— 文本片段 —

__________________________________________________

P1527 [国家集训队]矩阵乘法

\(\color{#0066ff}{ 题目描述 }\)

给你一个N*N的矩阵，不用算矩阵乘法，但是每次询问一个子矩形的第K小数。

\(\color{#0066ff}{输入格式}\)

第一行两个数N,Q，表示矩阵大小和询问组数；

接下来N行N列一共N*N个数，表示这个矩阵；

再接下来Q行每行5个数描述一个询问：x1,y1,x2,y2,k表示找到以(x1,y1)为左上角、以(x2,y2)为右下角的子矩形中的第K小数。

\(\color{#0066ff}{输出格式}\)

对于每组询问输出第K小的数。

\(\color{#0066ff}{输入样例}\)

2 2
2 1
3 4
1 2 1 2 1
1 1 2 2 3

\(\color{#0066ff}{输出样例}\)

1
3

\(\color{#0066ff}{数据范围与提示}\)

矩阵中数字是10^9以内的非负整数；

20%的数据：N<=100,Q<=1000；

40%的数据：N<=300,Q<=10000；

60%的数据：N<=400,Q<=30000；

100%的数据：N<=500,Q<=60000。

\(\color{#0066ff}{题解}\)

整体二分， 显然一看n的范围，直接用二维树状数组来维护这个东西即可

// luogu-judger-enable-o2
#include<bits/stdc++.h>
#define LL long long
LL in() {
	char ch; LL x = 0, f = 1;
	while(!isdigit(ch = getchar()))(ch == '-') && (f = -f);
	for(x = ch ^ 48; isdigit(ch = getchar()); x = (x << 1) + (x << 3) + (ch ^ 48));
	return x * f;
}
const int maxn = 4e5 + 10;
struct Tree {
protected:
	int n;
	int st[555][555];
	int low(int x) { return x & (-x); }
	int getans(int a, int b) {
		int re = 0;
		for(int i = a; i; i -= low(i))
			for(int j = b; j; j -= low(j))

__________________________________________________

— 任务要求 —
1. 把条目中从开头起、到含有“heatmap-cell [324,156,370,199]”的那一行为止的部分重抄一遍，将其中的“cell-value-label”一律换成“value-label”，其余内容保持不变。
2. 接着矩阵乘法一题的题解往下写，从文本最后一行之后续写。

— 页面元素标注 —
__________________________________________________

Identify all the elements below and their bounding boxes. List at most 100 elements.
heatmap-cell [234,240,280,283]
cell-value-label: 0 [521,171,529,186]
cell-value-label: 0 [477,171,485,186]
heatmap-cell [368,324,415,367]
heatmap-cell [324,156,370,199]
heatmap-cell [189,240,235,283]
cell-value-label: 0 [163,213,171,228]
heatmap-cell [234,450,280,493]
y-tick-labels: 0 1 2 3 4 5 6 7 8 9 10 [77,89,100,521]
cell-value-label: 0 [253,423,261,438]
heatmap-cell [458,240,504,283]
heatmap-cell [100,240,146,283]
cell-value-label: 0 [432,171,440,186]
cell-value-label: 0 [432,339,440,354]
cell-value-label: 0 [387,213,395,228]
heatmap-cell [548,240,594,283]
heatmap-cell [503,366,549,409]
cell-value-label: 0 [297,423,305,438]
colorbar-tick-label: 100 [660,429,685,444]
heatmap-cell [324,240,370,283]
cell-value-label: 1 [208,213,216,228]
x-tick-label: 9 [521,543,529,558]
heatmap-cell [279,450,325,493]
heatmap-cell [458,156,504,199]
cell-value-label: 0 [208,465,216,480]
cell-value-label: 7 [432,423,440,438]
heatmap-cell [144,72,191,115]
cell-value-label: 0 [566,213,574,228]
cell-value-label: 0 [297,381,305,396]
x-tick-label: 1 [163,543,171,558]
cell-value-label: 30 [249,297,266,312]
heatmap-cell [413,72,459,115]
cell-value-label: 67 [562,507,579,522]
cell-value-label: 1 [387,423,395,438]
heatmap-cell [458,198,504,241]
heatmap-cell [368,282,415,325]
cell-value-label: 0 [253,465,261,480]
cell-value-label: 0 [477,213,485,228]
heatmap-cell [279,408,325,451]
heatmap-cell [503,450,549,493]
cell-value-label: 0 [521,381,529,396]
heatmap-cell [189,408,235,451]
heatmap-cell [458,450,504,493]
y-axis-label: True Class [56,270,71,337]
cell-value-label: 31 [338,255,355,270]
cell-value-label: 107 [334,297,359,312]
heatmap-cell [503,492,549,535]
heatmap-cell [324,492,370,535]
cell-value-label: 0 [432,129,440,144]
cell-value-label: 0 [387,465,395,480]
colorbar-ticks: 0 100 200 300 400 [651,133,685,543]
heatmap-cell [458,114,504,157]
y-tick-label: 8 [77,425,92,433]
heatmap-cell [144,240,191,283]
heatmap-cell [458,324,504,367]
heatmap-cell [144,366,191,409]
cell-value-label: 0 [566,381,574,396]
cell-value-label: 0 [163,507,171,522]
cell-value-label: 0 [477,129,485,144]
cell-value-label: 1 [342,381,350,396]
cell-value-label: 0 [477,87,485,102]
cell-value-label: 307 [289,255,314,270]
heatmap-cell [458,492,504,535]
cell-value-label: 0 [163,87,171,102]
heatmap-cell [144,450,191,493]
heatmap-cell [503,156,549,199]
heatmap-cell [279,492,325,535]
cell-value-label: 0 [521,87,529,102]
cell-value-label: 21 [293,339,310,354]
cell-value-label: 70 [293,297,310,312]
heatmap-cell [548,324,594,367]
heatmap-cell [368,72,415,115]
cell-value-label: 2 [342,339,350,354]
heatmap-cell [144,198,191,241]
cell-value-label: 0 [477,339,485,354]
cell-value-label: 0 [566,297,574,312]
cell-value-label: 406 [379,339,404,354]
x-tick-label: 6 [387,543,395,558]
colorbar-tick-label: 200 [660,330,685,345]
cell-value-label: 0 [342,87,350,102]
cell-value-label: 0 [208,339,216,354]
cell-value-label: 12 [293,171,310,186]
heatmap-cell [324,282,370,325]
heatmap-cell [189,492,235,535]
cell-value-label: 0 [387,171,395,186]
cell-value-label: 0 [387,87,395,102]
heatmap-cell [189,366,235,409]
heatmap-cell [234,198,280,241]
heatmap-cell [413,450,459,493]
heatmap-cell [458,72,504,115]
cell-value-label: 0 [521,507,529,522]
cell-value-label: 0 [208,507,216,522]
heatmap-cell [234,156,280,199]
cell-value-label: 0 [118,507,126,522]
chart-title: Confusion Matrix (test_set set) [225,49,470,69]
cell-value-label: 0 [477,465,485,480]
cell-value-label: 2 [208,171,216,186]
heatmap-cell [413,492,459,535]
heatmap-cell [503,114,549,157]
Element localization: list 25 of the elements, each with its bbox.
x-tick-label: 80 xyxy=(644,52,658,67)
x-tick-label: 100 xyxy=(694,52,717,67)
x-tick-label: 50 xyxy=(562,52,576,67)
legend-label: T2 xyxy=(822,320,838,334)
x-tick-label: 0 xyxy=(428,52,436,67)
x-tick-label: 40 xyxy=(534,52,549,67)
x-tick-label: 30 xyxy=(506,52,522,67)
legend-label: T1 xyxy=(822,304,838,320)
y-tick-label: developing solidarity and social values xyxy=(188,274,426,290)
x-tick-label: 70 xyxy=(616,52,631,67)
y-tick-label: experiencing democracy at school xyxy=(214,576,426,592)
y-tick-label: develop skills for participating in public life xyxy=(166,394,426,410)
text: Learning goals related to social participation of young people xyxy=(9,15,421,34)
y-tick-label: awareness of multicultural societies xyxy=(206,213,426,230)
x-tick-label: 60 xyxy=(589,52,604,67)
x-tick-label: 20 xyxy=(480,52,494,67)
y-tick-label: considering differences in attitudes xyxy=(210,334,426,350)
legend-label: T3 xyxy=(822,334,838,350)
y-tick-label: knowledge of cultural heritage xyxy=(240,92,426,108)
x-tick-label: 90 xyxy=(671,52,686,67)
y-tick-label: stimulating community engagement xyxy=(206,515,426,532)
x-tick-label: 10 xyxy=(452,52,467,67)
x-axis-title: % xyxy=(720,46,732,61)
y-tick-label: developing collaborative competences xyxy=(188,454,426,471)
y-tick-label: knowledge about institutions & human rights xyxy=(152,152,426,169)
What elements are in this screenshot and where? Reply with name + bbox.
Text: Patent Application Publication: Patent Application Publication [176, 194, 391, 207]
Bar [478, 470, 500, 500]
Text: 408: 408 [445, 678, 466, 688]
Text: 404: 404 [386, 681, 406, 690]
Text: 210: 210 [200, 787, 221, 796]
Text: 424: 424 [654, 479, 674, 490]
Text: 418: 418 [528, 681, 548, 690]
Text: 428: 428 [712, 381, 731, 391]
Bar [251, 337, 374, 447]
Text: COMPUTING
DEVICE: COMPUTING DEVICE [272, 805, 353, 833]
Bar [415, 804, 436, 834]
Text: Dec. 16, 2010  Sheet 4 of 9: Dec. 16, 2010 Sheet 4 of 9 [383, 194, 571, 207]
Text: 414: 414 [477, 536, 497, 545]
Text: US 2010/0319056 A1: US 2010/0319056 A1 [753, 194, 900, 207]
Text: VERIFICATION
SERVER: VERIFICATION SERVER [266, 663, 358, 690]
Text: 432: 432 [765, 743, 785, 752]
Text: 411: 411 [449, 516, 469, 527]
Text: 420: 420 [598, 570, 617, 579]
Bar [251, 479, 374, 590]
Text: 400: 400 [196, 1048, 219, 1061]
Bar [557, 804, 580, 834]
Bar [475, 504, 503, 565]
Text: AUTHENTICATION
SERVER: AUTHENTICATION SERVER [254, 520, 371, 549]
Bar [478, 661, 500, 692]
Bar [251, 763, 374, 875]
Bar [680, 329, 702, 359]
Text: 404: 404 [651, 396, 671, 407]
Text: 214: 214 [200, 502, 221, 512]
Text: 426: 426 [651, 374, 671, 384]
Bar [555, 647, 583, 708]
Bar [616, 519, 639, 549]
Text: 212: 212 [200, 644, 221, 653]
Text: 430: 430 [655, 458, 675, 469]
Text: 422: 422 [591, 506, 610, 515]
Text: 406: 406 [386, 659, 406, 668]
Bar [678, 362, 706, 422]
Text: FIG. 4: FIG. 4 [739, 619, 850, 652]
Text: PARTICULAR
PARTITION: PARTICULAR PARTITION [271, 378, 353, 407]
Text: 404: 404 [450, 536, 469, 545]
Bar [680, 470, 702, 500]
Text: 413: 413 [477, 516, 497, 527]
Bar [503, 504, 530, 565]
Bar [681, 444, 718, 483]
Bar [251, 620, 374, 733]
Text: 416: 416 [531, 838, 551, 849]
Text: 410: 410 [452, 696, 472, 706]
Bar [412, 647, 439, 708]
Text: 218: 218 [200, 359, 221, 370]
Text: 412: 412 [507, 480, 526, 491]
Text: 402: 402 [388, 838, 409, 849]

__________________________________________________

— 作答 —
1.
Identify all the elements below and their bounding boxes. List at most 100 elements.
heatmap-cell [234,240,280,283]
value-label: 0 [521,171,529,186]
value-label: 0 [477,171,485,186]
heatmap-cell [368,324,415,367]
heatmap-cell [324,156,370,199]

2.
				re += st[i][j];
		return re;
	}
public:
	void resize(int len) { n = len; }
	void add(int x, int y, int k) {
		for(int i = x; i <= n; i += low(i))
			for(int j = y; j <= n; j += low(j))
				st[i][j] += k;
	}
	int query(int a, int b, int x, int y) {
		return getans(x, y) - getans(x, b - 1) - getans(a - 1, y) + getans(a - 1, b - 1);
	}
}s;
struct node {
	int a, b, x, y, k, id;
	node(int a = 0, int b = 0, int x = 0, int y = 0, int k = 0, int id = 0): a(a), b(b), x(x), y(y), k(k), id(id) {}
}q[maxn], ql[maxn], qr[maxn];
int ans[maxn], n, m, num;
void work(int l, int r, int nl, int nr) {
	if(l > r || nl > nr) return;
	if(l == r) {
		for(int i = nl; i <= nr; i++) if(q[i].id) ans[q[i].id] = l;
		return;
	}
	int mid = (l + r) >> 1, cntl = 0, cntr = 0;
	for(int i = nl; i <= nr; i++) {
		if(q[i].id) {
			int k = s.query(q[i].a, q[i].b, q[i].x, q[i].y);
			if(q[i].k <= k) ql[++cntl] = q[i];
			else q[i].k -= k, qr[++cntr] = q[i];
		}
		else {
			if(q[i].k <= mid) s.add(q[i].a, q[i].b, 1), ql[++cntl] = q[i];
			else qr[++cntr] = q[i];
		}
	}
	for(int i = nl; i <= nr; i++) if(!q[i].id && q[i].k <= mid) s.add(q[i].a, q[i].b, -1);
	for(int i = 1; i <= cntl; i++) q[nl + i - 1] = ql[i];
	for(int i = 1; i <= cntr; i++) q[nl + cntl + i - 1] = qr[i];
	work(l, mid, nl, nl + cntl - 1), work(mid + 1, r, nl + cntl, nr);
}
int main() {
	n = in(), m = in();
	s.resize(n);
	for(int i = 1; i <= n; i++)
		for(int j = 1; j <= n; j++)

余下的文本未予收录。